Task to complete = Copy the data precisely, keeping every character.

### Information provided ###

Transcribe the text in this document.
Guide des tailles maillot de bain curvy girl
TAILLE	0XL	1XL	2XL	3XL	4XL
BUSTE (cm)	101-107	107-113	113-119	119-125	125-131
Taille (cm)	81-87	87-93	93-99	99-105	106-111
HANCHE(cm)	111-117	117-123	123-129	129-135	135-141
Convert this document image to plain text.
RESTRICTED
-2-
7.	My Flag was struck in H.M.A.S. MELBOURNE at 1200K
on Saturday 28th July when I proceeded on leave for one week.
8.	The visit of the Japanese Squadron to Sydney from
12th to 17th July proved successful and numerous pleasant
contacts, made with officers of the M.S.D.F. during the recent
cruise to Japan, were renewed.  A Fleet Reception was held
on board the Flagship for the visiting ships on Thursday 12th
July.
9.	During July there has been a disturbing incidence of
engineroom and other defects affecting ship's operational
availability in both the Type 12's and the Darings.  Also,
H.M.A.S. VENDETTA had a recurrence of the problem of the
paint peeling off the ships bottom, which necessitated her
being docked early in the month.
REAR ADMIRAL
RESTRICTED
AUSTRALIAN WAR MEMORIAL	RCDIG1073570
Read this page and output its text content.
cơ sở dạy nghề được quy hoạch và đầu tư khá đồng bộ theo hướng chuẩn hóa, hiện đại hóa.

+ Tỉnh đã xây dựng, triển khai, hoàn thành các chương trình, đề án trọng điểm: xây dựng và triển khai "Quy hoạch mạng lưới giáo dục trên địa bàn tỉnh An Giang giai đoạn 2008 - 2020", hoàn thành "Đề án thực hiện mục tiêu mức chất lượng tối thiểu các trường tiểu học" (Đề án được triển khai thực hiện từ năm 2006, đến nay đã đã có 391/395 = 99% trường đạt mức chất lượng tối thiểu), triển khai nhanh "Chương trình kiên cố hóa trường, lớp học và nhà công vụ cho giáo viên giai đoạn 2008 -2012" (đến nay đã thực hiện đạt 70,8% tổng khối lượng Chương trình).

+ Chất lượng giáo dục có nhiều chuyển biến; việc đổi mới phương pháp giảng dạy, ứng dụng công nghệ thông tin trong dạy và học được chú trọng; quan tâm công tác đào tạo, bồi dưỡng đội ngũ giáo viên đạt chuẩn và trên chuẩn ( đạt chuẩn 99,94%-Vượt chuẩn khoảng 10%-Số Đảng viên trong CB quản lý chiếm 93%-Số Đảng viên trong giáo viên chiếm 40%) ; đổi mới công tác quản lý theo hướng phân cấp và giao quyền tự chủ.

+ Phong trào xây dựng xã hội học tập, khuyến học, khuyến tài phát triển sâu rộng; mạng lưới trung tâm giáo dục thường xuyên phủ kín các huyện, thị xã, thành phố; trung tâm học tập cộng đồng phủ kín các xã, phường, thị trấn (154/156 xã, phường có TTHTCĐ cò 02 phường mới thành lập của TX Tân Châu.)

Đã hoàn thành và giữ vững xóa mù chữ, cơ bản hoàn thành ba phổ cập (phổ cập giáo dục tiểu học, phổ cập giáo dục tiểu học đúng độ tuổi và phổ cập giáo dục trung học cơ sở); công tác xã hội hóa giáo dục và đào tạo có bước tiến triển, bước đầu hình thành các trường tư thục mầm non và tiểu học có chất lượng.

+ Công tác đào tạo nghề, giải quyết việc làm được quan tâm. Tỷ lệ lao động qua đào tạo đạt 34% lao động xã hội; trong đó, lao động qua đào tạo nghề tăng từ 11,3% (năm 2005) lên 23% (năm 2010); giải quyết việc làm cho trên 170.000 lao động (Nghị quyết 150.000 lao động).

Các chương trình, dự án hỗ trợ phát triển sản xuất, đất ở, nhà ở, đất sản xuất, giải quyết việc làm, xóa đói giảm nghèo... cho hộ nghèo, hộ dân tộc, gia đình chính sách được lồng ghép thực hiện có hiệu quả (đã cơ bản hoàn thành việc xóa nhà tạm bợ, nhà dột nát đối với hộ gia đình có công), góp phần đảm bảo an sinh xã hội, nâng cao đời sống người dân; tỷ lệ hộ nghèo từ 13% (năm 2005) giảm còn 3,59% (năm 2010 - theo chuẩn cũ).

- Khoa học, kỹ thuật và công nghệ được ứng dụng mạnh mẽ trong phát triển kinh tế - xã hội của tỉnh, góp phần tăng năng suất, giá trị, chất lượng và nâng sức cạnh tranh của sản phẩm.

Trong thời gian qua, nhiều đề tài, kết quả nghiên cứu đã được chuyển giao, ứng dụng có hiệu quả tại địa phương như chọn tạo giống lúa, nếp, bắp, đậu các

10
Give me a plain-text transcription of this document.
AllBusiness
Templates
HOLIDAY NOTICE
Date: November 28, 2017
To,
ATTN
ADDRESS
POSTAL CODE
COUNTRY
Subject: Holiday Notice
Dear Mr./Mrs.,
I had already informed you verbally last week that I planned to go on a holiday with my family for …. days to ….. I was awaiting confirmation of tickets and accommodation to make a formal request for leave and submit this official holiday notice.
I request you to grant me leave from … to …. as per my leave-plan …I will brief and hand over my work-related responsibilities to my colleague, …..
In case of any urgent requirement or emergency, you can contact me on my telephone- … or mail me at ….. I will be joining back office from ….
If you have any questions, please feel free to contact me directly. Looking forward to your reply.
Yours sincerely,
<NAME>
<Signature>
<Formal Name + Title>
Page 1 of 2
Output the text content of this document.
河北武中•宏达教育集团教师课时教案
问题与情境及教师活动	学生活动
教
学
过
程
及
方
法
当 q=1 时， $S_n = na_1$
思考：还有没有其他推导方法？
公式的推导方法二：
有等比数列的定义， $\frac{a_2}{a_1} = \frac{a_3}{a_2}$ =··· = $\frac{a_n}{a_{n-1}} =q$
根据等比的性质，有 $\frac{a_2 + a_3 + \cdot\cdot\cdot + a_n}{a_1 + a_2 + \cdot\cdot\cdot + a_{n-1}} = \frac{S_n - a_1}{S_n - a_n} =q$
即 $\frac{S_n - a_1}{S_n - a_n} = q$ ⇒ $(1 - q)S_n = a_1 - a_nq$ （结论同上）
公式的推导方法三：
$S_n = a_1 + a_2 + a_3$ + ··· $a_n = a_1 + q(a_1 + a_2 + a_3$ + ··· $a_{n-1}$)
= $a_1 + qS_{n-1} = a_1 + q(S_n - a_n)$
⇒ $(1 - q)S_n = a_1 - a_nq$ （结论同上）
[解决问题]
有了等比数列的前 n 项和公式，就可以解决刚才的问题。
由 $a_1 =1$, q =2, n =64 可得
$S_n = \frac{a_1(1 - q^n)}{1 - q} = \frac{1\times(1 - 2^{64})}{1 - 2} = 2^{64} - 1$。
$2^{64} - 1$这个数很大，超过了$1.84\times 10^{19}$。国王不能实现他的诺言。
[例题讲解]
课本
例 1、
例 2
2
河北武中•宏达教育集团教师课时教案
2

###

Finished answer =
Transcribe the text in this document.
Guide des tailles maillot de bain curvy girl
TAILLE	0XL	1XL	2XL	3XL	4XL
BUSTE (cm)	101-107	107-113	113-119	119-125	125-131
Taille (cm)	81-87	87-93	93-99	99-105	106-111
HANCHE(cm)	111-117	117-123	123-129	129-135	135-141
Convert this document image to plain text.
RESTRICTED
-2-
7.	My Flag was struck in H.M.A.S. MELBOURNE at 1200K
on Saturday 28th July when I proceeded on leave for one week.
8.	The visit of the Japanese Squadron to Sydney from
12th to 17th July proved successful and numerous pleasant
contacts, made with officers of the M.S.D.F. during the recent
cruise to Japan, were renewed.  A Fleet Reception was held
on board the Flagship for the visiting ships on Thursday 12th
July.
9.	During July there has been a disturbing incidence of
engineroom and other defects affecting ship's operational
availability in both the Type 12's and the Darings.  Also,
H.M.A.S. VENDETTA had a recurrence of the problem of the
paint peeling off the ships bottom, which necessitated her
being docked early in the month.
REAR ADMIRAL
RESTRICTED
AUSTRALIAN WAR MEMORIAL	RCDIG1073570
Read this page and output its text content.
cơ sở dạy nghề được quy hoạch và đầu tư khá đồng bộ theo hướng chuẩn hóa, hiện đại hóa.

+ Tỉnh đã xây dựng, triển khai, hoàn thành các chương trình, đề án trọng điểm: xây dựng và triển khai "Quy hoạch mạng lưới giáo dục trên địa bàn tỉnh An Giang giai đoạn 2008 - 2020", hoàn thành "Đề án thực hiện mục tiêu mức chất lượng tối thiểu các trường tiểu học" (Đề án được triển khai thực hiện từ năm 2006, đến nay đã đã có 391/395 = 99% trường đạt mức chất lượng tối thiểu), triển khai nhanh "Chương trình kiên cố hóa trường, lớp học và nhà công vụ cho giáo viên giai đoạn 2008 -2012" (đến nay đã thực hiện đạt 70,8% tổng khối lượng Chương trình).

+ Chất lượng giáo dục có nhiều chuyển biến; việc đổi mới phương pháp giảng dạy, ứng dụng công nghệ thông tin trong dạy và học được chú trọng; quan tâm công tác đào tạo, bồi dưỡng đội ngũ giáo viên đạt chuẩn và trên chuẩn ( đạt chuẩn 99,94%-Vượt chuẩn khoảng 10%-Số Đảng viên trong CB quản lý chiếm 93%-Số Đảng viên trong giáo viên chiếm 40%) ; đổi mới công tác quản lý theo hướng phân cấp và giao quyền tự chủ.

+ Phong trào xây dựng xã hội học tập, khuyến học, khuyến tài phát triển sâu rộng; mạng lưới trung tâm giáo dục thường xuyên phủ kín các huyện, thị xã, thành phố; trung tâm học tập cộng đồng phủ kín các xã, phường, thị trấn (154/156 xã, phường có TTHTCĐ cò 02 phường mới thành lập của TX Tân Châu.)

Đã hoàn thành và giữ vững xóa mù chữ, cơ bản hoàn thành ba phổ cập (phổ cập giáo dục tiểu học, phổ cập giáo dục tiểu học đúng độ tuổi và phổ cập giáo dục trung học cơ sở); công tác xã hội hóa giáo dục và đào tạo có bước tiến triển, bước đầu hình thành các trường tư thục mầm non và tiểu học có chất lượng.

+ Công tác đào tạo nghề, giải quyết việc làm được quan tâm. Tỷ lệ lao động qua đào tạo đạt 34% lao động xã hội; trong đó, lao động qua đào tạo nghề tăng từ 11,3% (năm 2005) lên 23% (năm 2010); giải quyết việc làm cho trên 170.000 lao động (Nghị quyết 150.000 lao động).

Các chương trình, dự án hỗ trợ phát triển sản xuất, đất ở, nhà ở, đất sản xuất, giải quyết việc làm, xóa đói giảm nghèo... cho hộ nghèo, hộ dân tộc, gia đình chính sách được lồng ghép thực hiện có hiệu quả (đã cơ bản hoàn thành việc xóa nhà tạm bợ, nhà dột nát đối với hộ gia đình có công), góp phần đảm bảo an sinh xã hội, nâng cao đời sống người dân; tỷ lệ hộ nghèo từ 13% (năm 2005) giảm còn 3,59% (năm 2010 - theo chuẩn cũ).

- Khoa học, kỹ thuật và công nghệ được ứng dụng mạnh mẽ trong phát triển kinh tế - xã hội của tỉnh, góp phần tăng năng suất, giá trị, chất lượng và nâng sức cạnh tranh của sản phẩm.

Trong thời gian qua, nhiều đề tài, kết quả nghiên cứu đã được chuyển giao, ứng dụng có hiệu quả tại địa phương như chọn tạo giống lúa, nếp, bắp, đậu các

10
Give me a plain-text transcription of this document.
AllBusiness
Templates
HOLIDAY NOTICE
Date: November 28, 2017
To,
ATTN
ADDRESS
POSTAL CODE
COUNTRY
Subject: Holiday Notice
Dear Mr./Mrs.,
I had already informed you verbally last week that I planned to go on a holiday with my family for …. days to ….. I was awaiting confirmation of tickets and accommodation to make a formal request for leave and submit this official holiday notice.
I request you to grant me leave from … to …. as per my leave-plan …I will brief and hand over my work-related responsibilities to my colleague, …..
In case of any urgent requirement or emergency, you can contact me on my telephone- … or mail me at ….. I will be joining back office from ….
If you have any questions, please feel free to contact me directly. Looking forward to your reply.
Yours sincerely,
<NAME>
<Signature>
<Formal Name + Title>
Page 1 of 2
Output the text content of this document.
河北武中•宏达教育集团教师课时教案
问题与情境及教师活动	学生活动
教
学
过
程
及
方
法
当 q=1 时， $S_n = na_1$
思考：还有没有其他推导方法？
公式的推导方法二：
有等比数列的定义， $\frac{a_2}{a_1} = \frac{a_3}{a_2}$ =··· = $\frac{a_n}{a_{n-1}} =q$
根据等比的性质，有 $\frac{a_2 + a_3 + \cdot\cdot\cdot + a_n}{a_1 + a_2 + \cdot\cdot\cdot + a_{n-1}} = \frac{S_n - a_1}{S_n - a_n} =q$
即 $\frac{S_n - a_1}{S_n - a_n} = q$ ⇒ $(1 - q)S_n = a_1 - a_nq$ （结论同上）
公式的推导方法三：
$S_n = a_1 + a_2 + a_3$ + ··· $a_n = a_1 + q(a_1 + a_2 + a_3$ + ··· $a_{n-1}$)
= $a_1 + qS_{n-1} = a_1 + q(S_n - a_n)$
⇒ $(1 - q)S_n = a_1 - a_nq$ （结论同上）
[解决问题]
有了等比数列的前 n 项和公式，就可以解决刚才的问题。
由 $a_1 =1$, q =2, n =64 可得
$S_n = \frac{a_1(1 - q^n)}{1 - q} = \frac{1\times(1 - 2^{64})}{1 - 2} = 2^{64} - 1$。
$2^{64} - 1$这个数很大，超过了$1.84\times 10^{19}$。国王不能实现他的诺言。
[例题讲解]
课本
例 1、
例 2
2
河北武中•宏达教育集团教师课时教案
2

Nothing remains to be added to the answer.